**TASK BRIEF**
Reproduce all the material exactly, minus any pictures it holds.

A block of data
◆ ◆ ◆
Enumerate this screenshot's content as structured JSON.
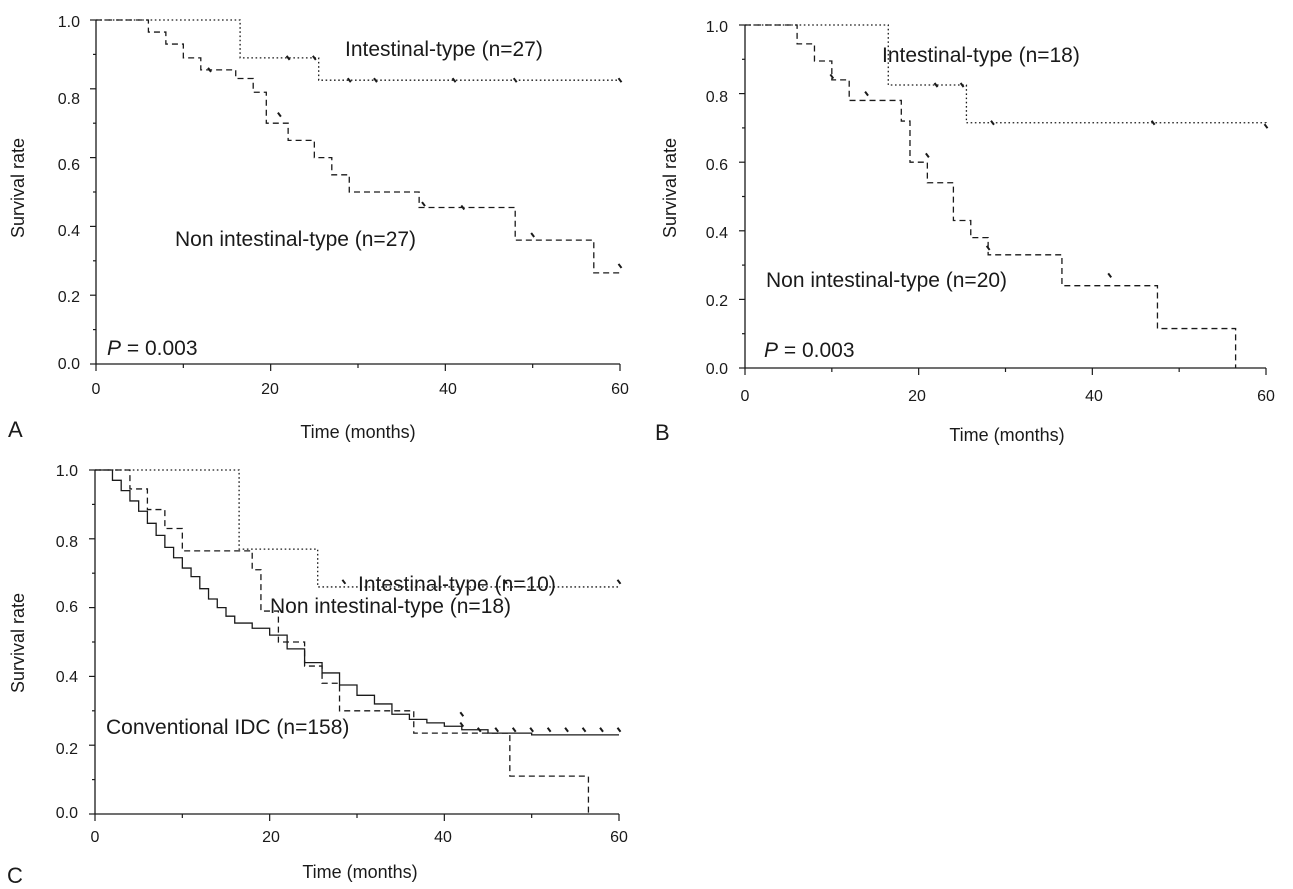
{
  "chart_data": [
    {
      "type": "line",
      "panel": "A",
      "xlabel": "Time (months)",
      "ylabel": "Survival rate",
      "xlim": [
        0,
        60
      ],
      "ylim": [
        0,
        1
      ],
      "xticks": [
        "0",
        "20",
        "40",
        "60"
      ],
      "yticks": [
        "0.0",
        "0.2",
        "0.4",
        "0.6",
        "0.8",
        "1.0"
      ],
      "p_prefix": "P",
      "p_value": " = 0.003",
      "series": [
        {
          "name": "Intestinal-type (n=27)",
          "style": "dotted",
          "steps": [
            [
              0,
              1.0
            ],
            [
              16.5,
              0.89
            ],
            [
              25.5,
              0.825
            ],
            [
              60,
              0.825
            ]
          ],
          "censors": [
            [
              22,
              0.89
            ],
            [
              25,
              0.89
            ],
            [
              29,
              0.825
            ],
            [
              32,
              0.825
            ],
            [
              41,
              0.825
            ],
            [
              48,
              0.825
            ],
            [
              60,
              0.825
            ]
          ]
        },
        {
          "name": "Non intestinal-type (n=27)",
          "style": "dashed",
          "steps": [
            [
              0,
              1.0
            ],
            [
              6,
              0.965
            ],
            [
              8,
              0.93
            ],
            [
              10,
              0.89
            ],
            [
              12,
              0.855
            ],
            [
              16,
              0.83
            ],
            [
              18,
              0.79
            ],
            [
              19.5,
              0.7
            ],
            [
              22,
              0.65
            ],
            [
              25,
              0.6
            ],
            [
              27,
              0.55
            ],
            [
              29,
              0.5
            ],
            [
              37,
              0.455
            ],
            [
              48,
              0.36
            ],
            [
              57,
              0.265
            ],
            [
              60,
              0.265
            ]
          ],
          "censors": [
            [
              13,
              0.855
            ],
            [
              21,
              0.725
            ],
            [
              37.5,
              0.465
            ],
            [
              42,
              0.455
            ],
            [
              50,
              0.375
            ],
            [
              60,
              0.285
            ]
          ]
        }
      ]
    },
    {
      "type": "line",
      "panel": "B",
      "xlabel": "Time (months)",
      "ylabel": "Survival rate",
      "xlim": [
        0,
        60
      ],
      "ylim": [
        0,
        1
      ],
      "xticks": [
        "0",
        "20",
        "40",
        "60"
      ],
      "yticks": [
        "0.0",
        "0.2",
        "0.4",
        "0.6",
        "0.8",
        "1.0"
      ],
      "p_prefix": "P",
      "p_value": " = 0.003",
      "series": [
        {
          "name": "Intestinal-type (n=18)",
          "style": "dotted",
          "steps": [
            [
              0,
              1.0
            ],
            [
              16.5,
              0.825
            ],
            [
              25.5,
              0.715
            ],
            [
              60,
              0.705
            ]
          ],
          "censors": [
            [
              22,
              0.825
            ],
            [
              25,
              0.825
            ],
            [
              28.5,
              0.715
            ],
            [
              47,
              0.715
            ],
            [
              60,
              0.705
            ]
          ]
        },
        {
          "name": "Non intestinal-type (n=20)",
          "style": "dashed",
          "steps": [
            [
              0,
              1.0
            ],
            [
              6,
              0.945
            ],
            [
              8,
              0.895
            ],
            [
              10,
              0.84
            ],
            [
              12,
              0.78
            ],
            [
              18,
              0.72
            ],
            [
              19,
              0.6
            ],
            [
              21,
              0.54
            ],
            [
              24,
              0.43
            ],
            [
              26,
              0.38
            ],
            [
              28,
              0.33
            ],
            [
              36.5,
              0.24
            ],
            [
              47.5,
              0.115
            ],
            [
              56.5,
              0.0
            ]
          ],
          "censors": [
            [
              10,
              0.85
            ],
            [
              14,
              0.8
            ],
            [
              21,
              0.62
            ],
            [
              28,
              0.35
            ],
            [
              42,
              0.27
            ]
          ]
        }
      ]
    },
    {
      "type": "line",
      "panel": "C",
      "xlabel": "Time (months)",
      "ylabel": "Survival rate",
      "xlim": [
        0,
        60
      ],
      "ylim": [
        0,
        1
      ],
      "xticks": [
        "0",
        "20",
        "40",
        "60"
      ],
      "yticks": [
        "0.0",
        "0.2",
        "0.4",
        "0.6",
        "0.8",
        "1.0"
      ],
      "series": [
        {
          "name": "Intestinal-type (n=10)",
          "style": "dotted",
          "steps": [
            [
              0,
              1.0
            ],
            [
              16.5,
              0.77
            ],
            [
              25.5,
              0.66
            ],
            [
              60,
              0.66
            ]
          ],
          "censors": [
            [
              28.5,
              0.675
            ],
            [
              47,
              0.675
            ],
            [
              60,
              0.675
            ]
          ]
        },
        {
          "name": "Non intestinal-type (n=18)",
          "style": "dashed",
          "steps": [
            [
              0,
              1.0
            ],
            [
              4,
              0.945
            ],
            [
              6,
              0.885
            ],
            [
              8,
              0.83
            ],
            [
              10,
              0.765
            ],
            [
              18,
              0.71
            ],
            [
              19,
              0.59
            ],
            [
              21,
              0.5
            ],
            [
              24,
              0.43
            ],
            [
              26,
              0.38
            ],
            [
              28,
              0.3
            ],
            [
              36.5,
              0.235
            ],
            [
              47.5,
              0.11
            ],
            [
              56.5,
              0.0
            ]
          ],
          "censors": [
            [
              42,
              0.26
            ]
          ]
        },
        {
          "name": "Conventional IDC (n=158)",
          "style": "solid",
          "steps": [
            [
              0,
              1.0
            ],
            [
              2,
              0.97
            ],
            [
              3,
              0.94
            ],
            [
              4,
              0.91
            ],
            [
              5,
              0.88
            ],
            [
              6,
              0.845
            ],
            [
              7,
              0.81
            ],
            [
              8,
              0.775
            ],
            [
              9,
              0.745
            ],
            [
              10,
              0.715
            ],
            [
              11,
              0.69
            ],
            [
              12,
              0.655
            ],
            [
              13,
              0.625
            ],
            [
              14,
              0.6
            ],
            [
              15,
              0.575
            ],
            [
              16,
              0.555
            ],
            [
              18,
              0.54
            ],
            [
              20,
              0.52
            ],
            [
              22,
              0.48
            ],
            [
              24,
              0.44
            ],
            [
              26,
              0.41
            ],
            [
              28,
              0.375
            ],
            [
              30,
              0.345
            ],
            [
              32,
              0.32
            ],
            [
              34,
              0.29
            ],
            [
              36,
              0.275
            ],
            [
              38,
              0.265
            ],
            [
              40,
              0.255
            ],
            [
              42,
              0.245
            ],
            [
              45,
              0.235
            ],
            [
              50,
              0.23
            ],
            [
              60,
              0.23
            ]
          ],
          "censors": [
            [
              44,
              0.245
            ],
            [
              46,
              0.245
            ],
            [
              48,
              0.245
            ],
            [
              50,
              0.245
            ],
            [
              52,
              0.245
            ],
            [
              54,
              0.245
            ],
            [
              56,
              0.245
            ],
            [
              58,
              0.245
            ],
            [
              60,
              0.245
            ],
            [
              42,
              0.29
            ]
          ]
        }
      ]
    }
  ]
}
◆ ◆ ◆
**RESPONSE**
Enumerate this screenshot's content as structured JSON.
{
  "chart_data": [
    {
      "type": "line",
      "panel": "A",
      "xlabel": "Time (months)",
      "ylabel": "Survival rate",
      "xlim": [
        0,
        60
      ],
      "ylim": [
        0,
        1
      ],
      "xticks": [
        "0",
        "20",
        "40",
        "60"
      ],
      "yticks": [
        "0.0",
        "0.2",
        "0.4",
        "0.6",
        "0.8",
        "1.0"
      ],
      "p_prefix": "P",
      "p_value": " = 0.003",
      "series": [
        {
          "name": "Intestinal-type (n=27)",
          "style": "dotted",
          "steps": [
            [
              0,
              1.0
            ],
            [
              16.5,
              0.89
            ],
            [
              25.5,
              0.825
            ],
            [
              60,
              0.825
            ]
          ],
          "censors": [
            [
              22,
              0.89
            ],
            [
              25,
              0.89
            ],
            [
              29,
              0.825
            ],
            [
              32,
              0.825
            ],
            [
              41,
              0.825
            ],
            [
              48,
              0.825
            ],
            [
              60,
              0.825
            ]
          ]
        },
        {
          "name": "Non intestinal-type (n=27)",
          "style": "dashed",
          "steps": [
            [
              0,
              1.0
            ],
            [
              6,
              0.965
            ],
            [
              8,
              0.93
            ],
            [
              10,
              0.89
            ],
            [
              12,
              0.855
            ],
            [
              16,
              0.83
            ],
            [
              18,
              0.79
            ],
            [
              19.5,
              0.7
            ],
            [
              22,
              0.65
            ],
            [
              25,
              0.6
            ],
            [
              27,
              0.55
            ],
            [
              29,
              0.5
            ],
            [
              37,
              0.455
            ],
            [
              48,
              0.36
            ],
            [
              57,
              0.265
            ],
            [
              60,
              0.265
            ]
          ],
          "censors": [
            [
              13,
              0.855
            ],
            [
              21,
              0.725
            ],
            [
              37.5,
              0.465
            ],
            [
              42,
              0.455
            ],
            [
              50,
              0.375
            ],
            [
              60,
              0.285
            ]
          ]
        }
      ]
    },
    {
      "type": "line",
      "panel": "B",
      "xlabel": "Time (months)",
      "ylabel": "Survival rate",
      "xlim": [
        0,
        60
      ],
      "ylim": [
        0,
        1
      ],
      "xticks": [
        "0",
        "20",
        "40",
        "60"
      ],
      "yticks": [
        "0.0",
        "0.2",
        "0.4",
        "0.6",
        "0.8",
        "1.0"
      ],
      "p_prefix": "P",
      "p_value": " = 0.003",
      "series": [
        {
          "name": "Intestinal-type (n=18)",
          "style": "dotted",
          "steps": [
            [
              0,
              1.0
            ],
            [
              16.5,
              0.825
            ],
            [
              25.5,
              0.715
            ],
            [
              60,
              0.705
            ]
          ],
          "censors": [
            [
              22,
              0.825
            ],
            [
              25,
              0.825
            ],
            [
              28.5,
              0.715
            ],
            [
              47,
              0.715
            ],
            [
              60,
              0.705
            ]
          ]
        },
        {
          "name": "Non intestinal-type (n=20)",
          "style": "dashed",
          "steps": [
            [
              0,
              1.0
            ],
            [
              6,
              0.945
            ],
            [
              8,
              0.895
            ],
            [
              10,
              0.84
            ],
            [
              12,
              0.78
            ],
            [
              18,
              0.72
            ],
            [
              19,
              0.6
            ],
            [
              21,
              0.54
            ],
            [
              24,
              0.43
            ],
            [
              26,
              0.38
            ],
            [
              28,
              0.33
            ],
            [
              36.5,
              0.24
            ],
            [
              47.5,
              0.115
            ],
            [
              56.5,
              0.0
            ]
          ],
          "censors": [
            [
              10,
              0.85
            ],
            [
              14,
              0.8
            ],
            [
              21,
              0.62
            ],
            [
              28,
              0.35
            ],
            [
              42,
              0.27
            ]
          ]
        }
      ]
    },
    {
      "type": "line",
      "panel": "C",
      "xlabel": "Time (months)",
      "ylabel": "Survival rate",
      "xlim": [
        0,
        60
      ],
      "ylim": [
        0,
        1
      ],
      "xticks": [
        "0",
        "20",
        "40",
        "60"
      ],
      "yticks": [
        "0.0",
        "0.2",
        "0.4",
        "0.6",
        "0.8",
        "1.0"
      ],
      "series": [
        {
          "name": "Intestinal-type (n=10)",
          "style": "dotted",
          "steps": [
            [
              0,
              1.0
            ],
            [
              16.5,
              0.77
            ],
            [
              25.5,
              0.66
            ],
            [
              60,
              0.66
            ]
          ],
          "censors": [
            [
              28.5,
              0.675
            ],
            [
              47,
              0.675
            ],
            [
              60,
              0.675
            ]
          ]
        },
        {
          "name": "Non intestinal-type (n=18)",
          "style": "dashed",
          "steps": [
            [
              0,
              1.0
            ],
            [
              4,
              0.945
            ],
            [
              6,
              0.885
            ],
            [
              8,
              0.83
            ],
            [
              10,
              0.765
            ],
            [
              18,
              0.71
            ],
            [
              19,
              0.59
            ],
            [
              21,
              0.5
            ],
            [
              24,
              0.43
            ],
            [
              26,
              0.38
            ],
            [
              28,
              0.3
            ],
            [
              36.5,
              0.235
            ],
            [
              47.5,
              0.11
            ],
            [
              56.5,
              0.0
            ]
          ],
          "censors": [
            [
              42,
              0.26
            ]
          ]
        },
        {
          "name": "Conventional IDC (n=158)",
          "style": "solid",
          "steps": [
            [
              0,
              1.0
            ],
            [
              2,
              0.97
            ],
            [
              3,
              0.94
            ],
            [
              4,
              0.91
            ],
            [
              5,
              0.88
            ],
            [
              6,
              0.845
            ],
            [
              7,
              0.81
            ],
            [
              8,
              0.775
            ],
            [
              9,
              0.745
            ],
            [
              10,
              0.715
            ],
            [
              11,
              0.69
            ],
            [
              12,
              0.655
            ],
            [
              13,
              0.625
            ],
            [
              14,
              0.6
            ],
            [
              15,
              0.575
            ],
            [
              16,
              0.555
            ],
            [
              18,
              0.54
            ],
            [
              20,
              0.52
            ],
            [
              22,
              0.48
            ],
            [
              24,
              0.44
            ],
            [
              26,
              0.41
            ],
            [
              28,
              0.375
            ],
            [
              30,
              0.345
            ],
            [
              32,
              0.32
            ],
            [
              34,
              0.29
            ],
            [
              36,
              0.275
            ],
            [
              38,
              0.265
            ],
            [
              40,
              0.255
            ],
            [
              42,
              0.245
            ],
            [
              45,
              0.235
            ],
            [
              50,
              0.23
            ],
            [
              60,
              0.23
            ]
          ],
          "censors": [
            [
              44,
              0.245
            ],
            [
              46,
              0.245
            ],
            [
              48,
              0.245
            ],
            [
              50,
              0.245
            ],
            [
              52,
              0.245
            ],
            [
              54,
              0.245
            ],
            [
              56,
              0.245
            ],
            [
              58,
              0.245
            ],
            [
              60,
              0.245
            ],
            [
              42,
              0.29
            ]
          ]
        }
      ]
    }
  ]
}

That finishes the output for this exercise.